## THE PROBLEM
Identify the lines holding "uchun" and copy them.

++++++++++++++++++++

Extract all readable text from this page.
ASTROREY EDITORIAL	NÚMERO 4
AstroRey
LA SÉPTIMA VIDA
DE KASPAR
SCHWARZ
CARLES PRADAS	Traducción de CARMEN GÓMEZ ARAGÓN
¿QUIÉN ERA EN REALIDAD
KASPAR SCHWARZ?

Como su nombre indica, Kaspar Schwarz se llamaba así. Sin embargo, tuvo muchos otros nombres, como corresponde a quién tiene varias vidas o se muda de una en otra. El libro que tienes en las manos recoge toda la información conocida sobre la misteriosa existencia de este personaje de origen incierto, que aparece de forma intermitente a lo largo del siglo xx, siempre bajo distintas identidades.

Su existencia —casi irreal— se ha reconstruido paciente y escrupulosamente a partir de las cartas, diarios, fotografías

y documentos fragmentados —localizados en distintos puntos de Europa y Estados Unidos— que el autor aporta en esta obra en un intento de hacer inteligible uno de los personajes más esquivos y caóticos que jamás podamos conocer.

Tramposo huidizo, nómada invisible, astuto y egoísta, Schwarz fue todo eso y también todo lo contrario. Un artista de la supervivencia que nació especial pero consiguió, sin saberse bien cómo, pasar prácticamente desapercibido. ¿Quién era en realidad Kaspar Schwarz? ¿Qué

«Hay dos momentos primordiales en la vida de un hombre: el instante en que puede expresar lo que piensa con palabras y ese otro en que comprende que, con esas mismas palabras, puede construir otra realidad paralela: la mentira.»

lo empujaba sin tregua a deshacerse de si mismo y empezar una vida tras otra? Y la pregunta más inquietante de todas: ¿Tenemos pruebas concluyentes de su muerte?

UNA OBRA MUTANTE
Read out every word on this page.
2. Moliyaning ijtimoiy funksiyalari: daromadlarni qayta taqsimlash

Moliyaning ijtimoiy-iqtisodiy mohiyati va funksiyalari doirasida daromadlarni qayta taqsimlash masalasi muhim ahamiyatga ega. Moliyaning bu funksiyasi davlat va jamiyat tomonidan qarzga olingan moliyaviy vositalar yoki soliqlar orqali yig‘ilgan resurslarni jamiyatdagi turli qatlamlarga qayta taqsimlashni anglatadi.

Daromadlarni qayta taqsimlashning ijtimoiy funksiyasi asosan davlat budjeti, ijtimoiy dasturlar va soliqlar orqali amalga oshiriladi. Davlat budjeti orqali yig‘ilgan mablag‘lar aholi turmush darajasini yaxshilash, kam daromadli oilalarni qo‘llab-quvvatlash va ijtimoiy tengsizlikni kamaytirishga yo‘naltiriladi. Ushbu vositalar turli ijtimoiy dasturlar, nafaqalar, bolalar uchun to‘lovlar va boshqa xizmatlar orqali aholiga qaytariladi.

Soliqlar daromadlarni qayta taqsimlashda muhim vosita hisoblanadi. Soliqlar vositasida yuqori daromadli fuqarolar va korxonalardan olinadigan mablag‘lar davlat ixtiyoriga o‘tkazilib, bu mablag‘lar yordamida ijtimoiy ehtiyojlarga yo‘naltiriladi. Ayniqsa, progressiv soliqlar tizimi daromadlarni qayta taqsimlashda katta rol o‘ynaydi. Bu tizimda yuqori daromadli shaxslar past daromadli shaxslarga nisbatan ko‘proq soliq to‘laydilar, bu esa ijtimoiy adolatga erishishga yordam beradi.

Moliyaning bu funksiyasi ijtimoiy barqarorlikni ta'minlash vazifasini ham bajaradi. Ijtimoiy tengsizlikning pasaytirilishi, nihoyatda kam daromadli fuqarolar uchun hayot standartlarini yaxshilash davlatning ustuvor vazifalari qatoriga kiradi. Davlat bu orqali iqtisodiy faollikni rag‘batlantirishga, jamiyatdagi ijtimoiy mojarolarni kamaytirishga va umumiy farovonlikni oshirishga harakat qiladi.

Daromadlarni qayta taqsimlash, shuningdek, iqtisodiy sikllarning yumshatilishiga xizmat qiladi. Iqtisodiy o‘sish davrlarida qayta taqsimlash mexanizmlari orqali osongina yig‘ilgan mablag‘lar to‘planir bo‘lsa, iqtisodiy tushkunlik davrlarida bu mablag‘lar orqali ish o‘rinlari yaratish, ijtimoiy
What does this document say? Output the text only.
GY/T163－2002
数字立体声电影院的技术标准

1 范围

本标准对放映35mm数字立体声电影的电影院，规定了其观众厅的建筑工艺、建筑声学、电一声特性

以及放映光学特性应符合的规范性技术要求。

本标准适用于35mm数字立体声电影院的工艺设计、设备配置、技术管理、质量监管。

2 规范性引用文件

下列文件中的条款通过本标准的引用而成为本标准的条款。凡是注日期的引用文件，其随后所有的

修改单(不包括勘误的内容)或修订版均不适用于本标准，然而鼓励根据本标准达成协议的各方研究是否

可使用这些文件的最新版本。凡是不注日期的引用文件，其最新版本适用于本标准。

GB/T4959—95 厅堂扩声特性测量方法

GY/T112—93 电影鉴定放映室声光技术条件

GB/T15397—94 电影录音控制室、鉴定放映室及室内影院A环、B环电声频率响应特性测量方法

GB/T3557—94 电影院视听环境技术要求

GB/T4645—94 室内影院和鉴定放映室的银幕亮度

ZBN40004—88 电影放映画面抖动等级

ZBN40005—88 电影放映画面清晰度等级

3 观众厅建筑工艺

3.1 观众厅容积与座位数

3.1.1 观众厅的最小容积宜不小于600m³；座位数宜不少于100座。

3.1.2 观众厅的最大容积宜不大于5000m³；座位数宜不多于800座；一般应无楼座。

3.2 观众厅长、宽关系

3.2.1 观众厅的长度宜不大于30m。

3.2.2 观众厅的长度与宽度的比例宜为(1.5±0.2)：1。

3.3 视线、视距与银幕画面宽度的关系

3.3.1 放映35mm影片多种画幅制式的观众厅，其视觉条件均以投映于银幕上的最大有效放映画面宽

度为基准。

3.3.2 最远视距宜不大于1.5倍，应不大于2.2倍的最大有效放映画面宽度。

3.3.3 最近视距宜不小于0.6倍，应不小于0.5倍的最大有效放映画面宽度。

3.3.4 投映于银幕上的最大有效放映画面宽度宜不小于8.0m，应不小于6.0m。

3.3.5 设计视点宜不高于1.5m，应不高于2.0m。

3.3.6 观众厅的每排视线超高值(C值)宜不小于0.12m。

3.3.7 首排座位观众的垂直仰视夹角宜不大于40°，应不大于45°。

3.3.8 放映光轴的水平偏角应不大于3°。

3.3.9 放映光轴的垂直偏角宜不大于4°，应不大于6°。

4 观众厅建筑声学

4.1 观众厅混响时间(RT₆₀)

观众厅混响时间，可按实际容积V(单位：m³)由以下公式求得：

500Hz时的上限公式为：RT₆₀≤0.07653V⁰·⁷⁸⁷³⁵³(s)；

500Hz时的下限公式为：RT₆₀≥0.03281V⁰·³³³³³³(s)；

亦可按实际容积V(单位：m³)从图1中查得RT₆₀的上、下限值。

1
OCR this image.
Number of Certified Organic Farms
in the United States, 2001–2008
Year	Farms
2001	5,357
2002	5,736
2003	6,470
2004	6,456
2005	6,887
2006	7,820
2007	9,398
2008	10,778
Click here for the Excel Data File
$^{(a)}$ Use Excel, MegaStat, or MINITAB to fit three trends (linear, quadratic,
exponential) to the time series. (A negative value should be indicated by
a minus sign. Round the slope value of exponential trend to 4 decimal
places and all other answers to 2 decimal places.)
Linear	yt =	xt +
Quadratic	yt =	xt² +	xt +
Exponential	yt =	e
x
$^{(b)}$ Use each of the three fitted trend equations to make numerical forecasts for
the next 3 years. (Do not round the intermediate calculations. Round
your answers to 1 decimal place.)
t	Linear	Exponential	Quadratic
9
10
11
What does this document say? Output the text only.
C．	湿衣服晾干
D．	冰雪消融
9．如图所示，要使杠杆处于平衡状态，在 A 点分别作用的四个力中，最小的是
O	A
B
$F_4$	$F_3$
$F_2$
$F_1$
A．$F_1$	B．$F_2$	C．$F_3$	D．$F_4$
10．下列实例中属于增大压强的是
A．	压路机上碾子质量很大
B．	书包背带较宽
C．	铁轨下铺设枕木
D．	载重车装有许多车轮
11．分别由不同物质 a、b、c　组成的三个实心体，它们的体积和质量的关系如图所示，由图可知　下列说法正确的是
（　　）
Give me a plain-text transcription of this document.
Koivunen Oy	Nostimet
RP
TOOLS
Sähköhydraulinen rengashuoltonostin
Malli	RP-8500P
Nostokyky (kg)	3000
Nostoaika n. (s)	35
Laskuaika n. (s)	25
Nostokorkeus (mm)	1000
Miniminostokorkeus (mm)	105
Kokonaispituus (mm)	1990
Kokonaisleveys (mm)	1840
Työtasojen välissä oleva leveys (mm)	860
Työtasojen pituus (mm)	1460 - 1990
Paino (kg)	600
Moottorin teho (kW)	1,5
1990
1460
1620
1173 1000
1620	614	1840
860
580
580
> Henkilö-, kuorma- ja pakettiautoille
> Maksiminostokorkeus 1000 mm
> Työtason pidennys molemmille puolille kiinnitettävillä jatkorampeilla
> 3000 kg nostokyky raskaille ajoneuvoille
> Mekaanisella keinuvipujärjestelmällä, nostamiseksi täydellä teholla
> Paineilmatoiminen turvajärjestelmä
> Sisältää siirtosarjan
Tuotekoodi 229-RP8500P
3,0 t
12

++++++++++++++++++++

## OUTPUT
Daromadlarni qayta taqsimlashning ijtimoiy funksiyasi asosan davlat budjeti, ijtimoiy dasturlar va soliqlar orqali amalga oshiriladi. Davlat budjeti orqali yig‘ilgan mablag‘lar aholi turmush darajasini yaxshilash, kam daromadli oilalarni qo‘llab-quvvatlash va ijtimoiy tengsizlikni kamaytirishga yo‘naltiriladi. Ushbu vositalar turli ijtimoiy dasturlar, nafaqalar, bolalar uchun to‘lovlar va boshqa xizmatlar orqali aholiga qaytariladi.
Moliyaning bu funksiyasi ijtimoiy barqarorlikni ta'minlash vazifasini ham bajaradi. Ijtimoiy tengsizlikning pasaytirilishi, nihoyatda kam daromadli fuqarolar uchun hayot standartlarini yaxshilash davlatning ustuvor vazifalari qatoriga kiradi. Davlat bu orqali iqtisodiy faollikni rag‘batlantirishga, jamiyatdagi ijtimoiy mojarolarni kamaytirishga va umumiy farovonlikni oshirishga harakat qiladi.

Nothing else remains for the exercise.